● **Goal**
Everything in the listing except the pictures should be written out exactly.

··········

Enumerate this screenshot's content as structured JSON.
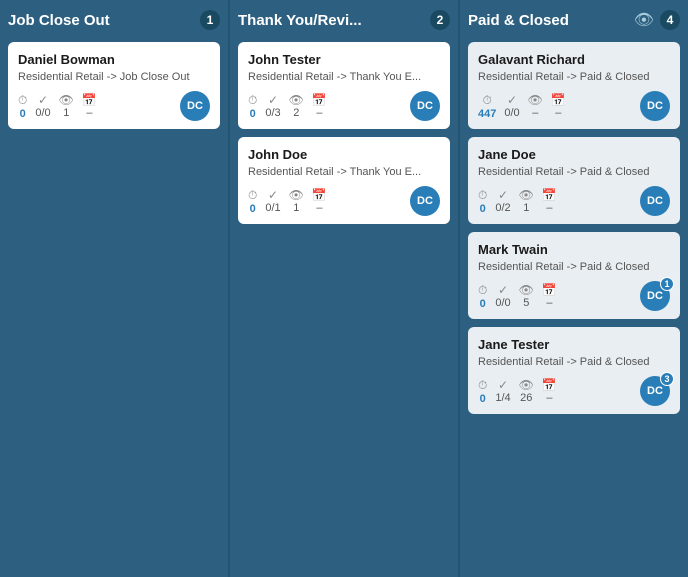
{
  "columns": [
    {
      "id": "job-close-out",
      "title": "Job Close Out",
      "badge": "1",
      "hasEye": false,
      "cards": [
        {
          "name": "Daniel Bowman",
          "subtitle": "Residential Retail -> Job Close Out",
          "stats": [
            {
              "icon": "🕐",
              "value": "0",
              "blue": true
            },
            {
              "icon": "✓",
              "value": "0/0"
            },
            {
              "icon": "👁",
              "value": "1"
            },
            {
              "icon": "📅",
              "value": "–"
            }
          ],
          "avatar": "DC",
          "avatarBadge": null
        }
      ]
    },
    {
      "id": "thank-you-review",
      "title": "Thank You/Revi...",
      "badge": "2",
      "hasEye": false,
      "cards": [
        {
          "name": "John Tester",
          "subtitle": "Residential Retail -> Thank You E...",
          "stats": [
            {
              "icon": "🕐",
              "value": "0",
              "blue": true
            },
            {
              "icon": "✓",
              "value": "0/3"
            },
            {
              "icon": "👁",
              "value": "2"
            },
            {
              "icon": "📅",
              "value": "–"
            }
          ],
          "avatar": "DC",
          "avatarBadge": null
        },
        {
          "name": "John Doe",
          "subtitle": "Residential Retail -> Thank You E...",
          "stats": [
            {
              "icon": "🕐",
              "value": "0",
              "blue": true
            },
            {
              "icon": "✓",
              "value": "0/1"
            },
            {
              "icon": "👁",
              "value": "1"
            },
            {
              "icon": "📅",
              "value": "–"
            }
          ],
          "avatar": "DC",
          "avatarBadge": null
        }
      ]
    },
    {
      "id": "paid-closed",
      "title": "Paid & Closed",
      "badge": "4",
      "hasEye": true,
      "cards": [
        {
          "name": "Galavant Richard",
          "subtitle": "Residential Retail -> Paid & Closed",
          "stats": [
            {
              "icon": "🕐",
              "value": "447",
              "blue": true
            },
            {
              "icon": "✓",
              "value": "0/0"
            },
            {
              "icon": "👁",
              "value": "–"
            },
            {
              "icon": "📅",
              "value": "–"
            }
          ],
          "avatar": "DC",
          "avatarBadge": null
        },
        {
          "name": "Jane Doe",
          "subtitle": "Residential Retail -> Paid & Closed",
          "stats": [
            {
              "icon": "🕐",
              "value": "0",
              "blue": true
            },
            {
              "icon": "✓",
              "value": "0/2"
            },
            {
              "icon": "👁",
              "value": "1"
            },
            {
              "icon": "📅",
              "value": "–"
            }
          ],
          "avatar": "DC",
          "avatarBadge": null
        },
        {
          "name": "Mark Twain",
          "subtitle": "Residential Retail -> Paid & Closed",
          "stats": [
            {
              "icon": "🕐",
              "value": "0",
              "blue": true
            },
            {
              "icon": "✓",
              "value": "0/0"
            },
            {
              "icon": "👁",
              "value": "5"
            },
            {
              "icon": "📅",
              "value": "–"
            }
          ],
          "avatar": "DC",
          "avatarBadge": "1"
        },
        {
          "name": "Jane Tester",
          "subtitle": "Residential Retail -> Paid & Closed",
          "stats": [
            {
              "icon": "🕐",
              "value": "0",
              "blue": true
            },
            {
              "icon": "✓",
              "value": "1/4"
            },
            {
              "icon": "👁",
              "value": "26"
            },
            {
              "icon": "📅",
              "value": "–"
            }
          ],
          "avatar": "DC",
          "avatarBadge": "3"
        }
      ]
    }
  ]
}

··········

● **Final result**
Enumerate this screenshot's content as structured JSON.
{
  "columns": [
    {
      "id": "job-close-out",
      "title": "Job Close Out",
      "badge": "1",
      "hasEye": false,
      "cards": [
        {
          "name": "Daniel Bowman",
          "subtitle": "Residential Retail -> Job Close Out",
          "stats": [
            {
              "icon": "🕐",
              "value": "0",
              "blue": true
            },
            {
              "icon": "✓",
              "value": "0/0"
            },
            {
              "icon": "👁",
              "value": "1"
            },
            {
              "icon": "📅",
              "value": "–"
            }
          ],
          "avatar": "DC",
          "avatarBadge": null
        }
      ]
    },
    {
      "id": "thank-you-review",
      "title": "Thank You/Revi...",
      "badge": "2",
      "hasEye": false,
      "cards": [
        {
          "name": "John Tester",
          "subtitle": "Residential Retail -> Thank You E...",
          "stats": [
            {
              "icon": "🕐",
              "value": "0",
              "blue": true
            },
            {
              "icon": "✓",
              "value": "0/3"
            },
            {
              "icon": "👁",
              "value": "2"
            },
            {
              "icon": "📅",
              "value": "–"
            }
          ],
          "avatar": "DC",
          "avatarBadge": null
        },
        {
          "name": "John Doe",
          "subtitle": "Residential Retail -> Thank You E...",
          "stats": [
            {
              "icon": "🕐",
              "value": "0",
              "blue": true
            },
            {
              "icon": "✓",
              "value": "0/1"
            },
            {
              "icon": "👁",
              "value": "1"
            },
            {
              "icon": "📅",
              "value": "–"
            }
          ],
          "avatar": "DC",
          "avatarBadge": null
        }
      ]
    },
    {
      "id": "paid-closed",
      "title": "Paid & Closed",
      "badge": "4",
      "hasEye": true,
      "cards": [
        {
          "name": "Galavant Richard",
          "subtitle": "Residential Retail -> Paid & Closed",
          "stats": [
            {
              "icon": "🕐",
              "value": "447",
              "blue": true
            },
            {
              "icon": "✓",
              "value": "0/0"
            },
            {
              "icon": "👁",
              "value": "–"
            },
            {
              "icon": "📅",
              "value": "–"
            }
          ],
          "avatar": "DC",
          "avatarBadge": null
        },
        {
          "name": "Jane Doe",
          "subtitle": "Residential Retail -> Paid & Closed",
          "stats": [
            {
              "icon": "🕐",
              "value": "0",
              "blue": true
            },
            {
              "icon": "✓",
              "value": "0/2"
            },
            {
              "icon": "👁",
              "value": "1"
            },
            {
              "icon": "📅",
              "value": "–"
            }
          ],
          "avatar": "DC",
          "avatarBadge": null
        },
        {
          "name": "Mark Twain",
          "subtitle": "Residential Retail -> Paid & Closed",
          "stats": [
            {
              "icon": "🕐",
              "value": "0",
              "blue": true
            },
            {
              "icon": "✓",
              "value": "0/0"
            },
            {
              "icon": "👁",
              "value": "5"
            },
            {
              "icon": "📅",
              "value": "–"
            }
          ],
          "avatar": "DC",
          "avatarBadge": "1"
        },
        {
          "name": "Jane Tester",
          "subtitle": "Residential Retail -> Paid & Closed",
          "stats": [
            {
              "icon": "🕐",
              "value": "0",
              "blue": true
            },
            {
              "icon": "✓",
              "value": "1/4"
            },
            {
              "icon": "👁",
              "value": "26"
            },
            {
              "icon": "📅",
              "value": "–"
            }
          ],
          "avatar": "DC",
          "avatarBadge": "3"
        }
      ]
    }
  ]
}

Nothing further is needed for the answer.